**Stated exercise**: Copy the data word for word, keeping every line.

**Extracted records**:
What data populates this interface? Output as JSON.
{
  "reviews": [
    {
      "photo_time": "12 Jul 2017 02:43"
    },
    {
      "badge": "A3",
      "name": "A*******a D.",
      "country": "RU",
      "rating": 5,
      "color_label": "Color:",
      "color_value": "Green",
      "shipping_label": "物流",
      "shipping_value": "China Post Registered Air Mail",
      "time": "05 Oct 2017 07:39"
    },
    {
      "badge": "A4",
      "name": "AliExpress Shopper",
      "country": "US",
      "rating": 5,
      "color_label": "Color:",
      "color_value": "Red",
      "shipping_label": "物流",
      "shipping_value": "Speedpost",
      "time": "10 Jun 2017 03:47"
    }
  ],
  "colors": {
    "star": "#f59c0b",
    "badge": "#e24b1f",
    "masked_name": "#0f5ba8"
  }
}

**Output**:
What data populates this interface? Output as JSON.
{
  "reviews": [
    {
      "photo_time": "12 Jul 2017 02:43"
    },
    {
      "badge": "A3",
      "name": "A*******a D.",
      "country": "RU",
      "rating": 5,
      "color_label": "Color:",
      "color_value": "Green",
      "shipping_label": "物流",
      "shipping_value": "China Post Registered Air Mail",
      "time": "05 Oct 2017 07:39"
    },
    {
      "badge": "A4",
      "name": "AliExpress Shopper",
      "country": "US",
      "rating": 5,
      "color_label": "Color:",
      "color_value": "Red",
      "shipping_label": "物流",
      "shipping_value": "Speedpost",
      "time": "10 Jun 2017 03:47"
    }
  ],
  "colors": {
    "star": "#f59c0b",
    "badge": "#e24b1f",
    "masked_name": "#0f5ba8"
  }
}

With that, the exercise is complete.